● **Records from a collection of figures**
╭──

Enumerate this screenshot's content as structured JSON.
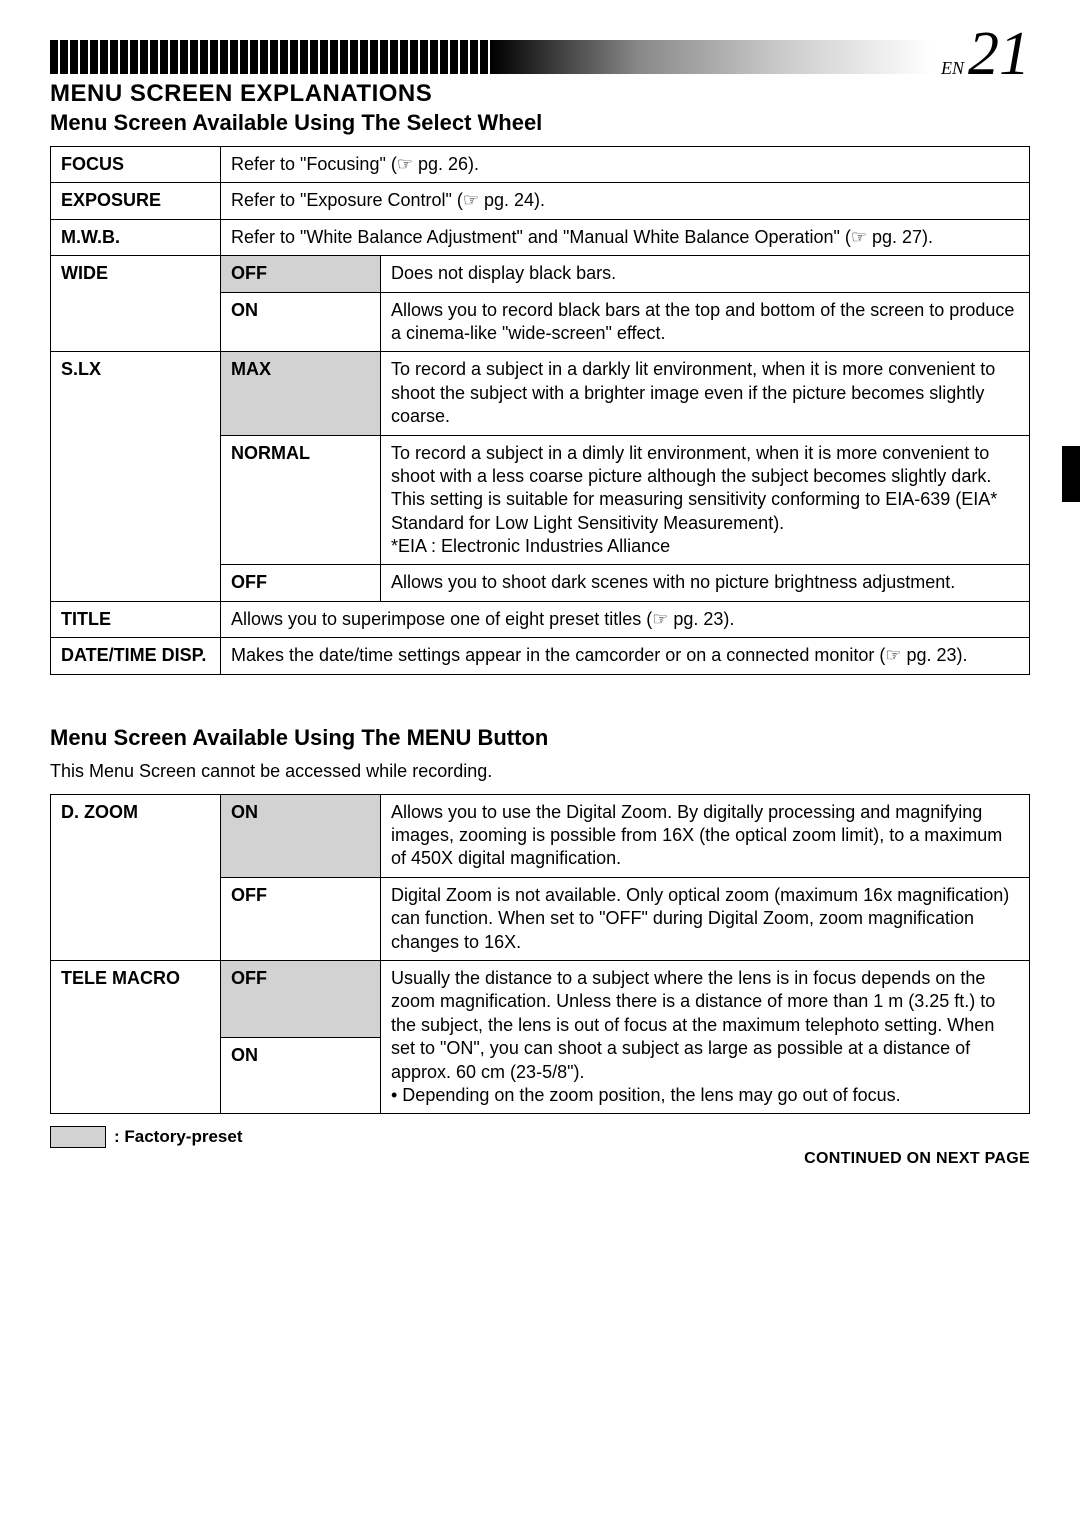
{
  "page": {
    "lang": "EN",
    "number": "21"
  },
  "title": "MENU SCREEN EXPLANATIONS",
  "section1": {
    "subtitle": "Menu Screen Available Using The Select Wheel",
    "rows": [
      {
        "name": "FOCUS",
        "span": true,
        "desc": "Refer to \"Focusing\" (☞ pg. 26)."
      },
      {
        "name": "EXPOSURE",
        "span": true,
        "desc": "Refer to \"Exposure Control\" (☞ pg. 24)."
      },
      {
        "name": "M.W.B.",
        "span": true,
        "desc": "Refer to \"White Balance Adjustment\" and \"Manual White Balance Operation\" (☞ pg. 27)."
      }
    ],
    "wide": {
      "name": "WIDE",
      "opts": [
        {
          "label": "OFF",
          "preset": true,
          "desc": "Does not display black bars."
        },
        {
          "label": "ON",
          "preset": false,
          "desc": "Allows you to record black bars at the top and bottom of the screen to produce a cinema-like \"wide-screen\" effect."
        }
      ]
    },
    "slx": {
      "name": "S.LX",
      "opts": [
        {
          "label": "MAX",
          "preset": true,
          "desc": "To record a subject in a darkly lit environment, when it is more convenient to shoot the subject with a brighter image even if the picture becomes slightly coarse."
        },
        {
          "label": "NORMAL",
          "preset": false,
          "desc": "To record a subject in a dimly lit environment, when it is more convenient to shoot with a less coarse picture although the subject becomes slightly dark. This setting is suitable for measuring sensitivity conforming to EIA-639 (EIA* Standard for Low Light Sensitivity Measurement).\n*EIA : Electronic Industries Alliance"
        },
        {
          "label": "OFF",
          "preset": false,
          "desc": "Allows you to shoot dark scenes with no picture brightness adjustment."
        }
      ]
    },
    "title_row": {
      "name": "TITLE",
      "desc": "Allows you to superimpose one of eight preset titles (☞ pg. 23)."
    },
    "datetime": {
      "name": "DATE/TIME DISP.",
      "desc": "Makes the date/time settings appear in the camcorder or on a connected monitor (☞ pg. 23)."
    }
  },
  "section2": {
    "subtitle": "Menu Screen Available Using The MENU Button",
    "note": "This Menu Screen cannot be accessed while recording.",
    "dzoom": {
      "name": "D. ZOOM",
      "opts": [
        {
          "label": "ON",
          "preset": true,
          "desc": "Allows you to use the Digital Zoom. By digitally processing and magnifying images, zooming is possible from 16X (the optical zoom limit), to a maximum of 450X digital magnification."
        },
        {
          "label": "OFF",
          "preset": false,
          "desc": "Digital Zoom is not available. Only optical zoom (maximum 16x magnification) can function. When set to \"OFF\" during Digital Zoom, zoom magnification changes to 16X."
        }
      ]
    },
    "telemacro": {
      "name": "TELE MACRO",
      "opts": [
        {
          "label": "OFF",
          "preset": true
        },
        {
          "label": "ON",
          "preset": false
        }
      ],
      "desc": "Usually the distance to a subject where the lens is in focus depends on the zoom magnification. Unless there is a distance of more than 1 m (3.25 ft.) to the subject, the lens is out of focus at the maximum telephoto setting. When set to \"ON\", you can shoot a subject as large as possible at a distance of approx. 60 cm (23-5/8\").\n• Depending on the zoom position, the lens may go out of focus."
    }
  },
  "legend": ": Factory-preset",
  "footer": "CONTINUED ON NEXT PAGE"
}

╰──

● **Directions**
Drop the images and repeat the data exactly.

● **Written answer**
Enumerate this screenshot's content as structured JSON.
{
  "page": {
    "lang": "EN",
    "number": "21"
  },
  "title": "MENU SCREEN EXPLANATIONS",
  "section1": {
    "subtitle": "Menu Screen Available Using The Select Wheel",
    "rows": [
      {
        "name": "FOCUS",
        "span": true,
        "desc": "Refer to \"Focusing\" (☞ pg. 26)."
      },
      {
        "name": "EXPOSURE",
        "span": true,
        "desc": "Refer to \"Exposure Control\" (☞ pg. 24)."
      },
      {
        "name": "M.W.B.",
        "span": true,
        "desc": "Refer to \"White Balance Adjustment\" and \"Manual White Balance Operation\" (☞ pg. 27)."
      }
    ],
    "wide": {
      "name": "WIDE",
      "opts": [
        {
          "label": "OFF",
          "preset": true,
          "desc": "Does not display black bars."
        },
        {
          "label": "ON",
          "preset": false,
          "desc": "Allows you to record black bars at the top and bottom of the screen to produce a cinema-like \"wide-screen\" effect."
        }
      ]
    },
    "slx": {
      "name": "S.LX",
      "opts": [
        {
          "label": "MAX",
          "preset": true,
          "desc": "To record a subject in a darkly lit environment, when it is more convenient to shoot the subject with a brighter image even if the picture becomes slightly coarse."
        },
        {
          "label": "NORMAL",
          "preset": false,
          "desc": "To record a subject in a dimly lit environment, when it is more convenient to shoot with a less coarse picture although the subject becomes slightly dark. This setting is suitable for measuring sensitivity conforming to EIA-639 (EIA* Standard for Low Light Sensitivity Measurement).\n*EIA : Electronic Industries Alliance"
        },
        {
          "label": "OFF",
          "preset": false,
          "desc": "Allows you to shoot dark scenes with no picture brightness adjustment."
        }
      ]
    },
    "title_row": {
      "name": "TITLE",
      "desc": "Allows you to superimpose one of eight preset titles (☞ pg. 23)."
    },
    "datetime": {
      "name": "DATE/TIME DISP.",
      "desc": "Makes the date/time settings appear in the camcorder or on a connected monitor (☞ pg. 23)."
    }
  },
  "section2": {
    "subtitle": "Menu Screen Available Using The MENU Button",
    "note": "This Menu Screen cannot be accessed while recording.",
    "dzoom": {
      "name": "D. ZOOM",
      "opts": [
        {
          "label": "ON",
          "preset": true,
          "desc": "Allows you to use the Digital Zoom. By digitally processing and magnifying images, zooming is possible from 16X (the optical zoom limit), to a maximum of 450X digital magnification."
        },
        {
          "label": "OFF",
          "preset": false,
          "desc": "Digital Zoom is not available. Only optical zoom (maximum 16x magnification) can function. When set to \"OFF\" during Digital Zoom, zoom magnification changes to 16X."
        }
      ]
    },
    "telemacro": {
      "name": "TELE MACRO",
      "opts": [
        {
          "label": "OFF",
          "preset": true
        },
        {
          "label": "ON",
          "preset": false
        }
      ],
      "desc": "Usually the distance to a subject where the lens is in focus depends on the zoom magnification. Unless there is a distance of more than 1 m (3.25 ft.) to the subject, the lens is out of focus at the maximum telephoto setting. When set to \"ON\", you can shoot a subject as large as possible at a distance of approx. 60 cm (23-5/8\").\n• Depending on the zoom position, the lens may go out of focus."
    }
  },
  "legend": ": Factory-preset",
  "footer": "CONTINUED ON NEXT PAGE"
}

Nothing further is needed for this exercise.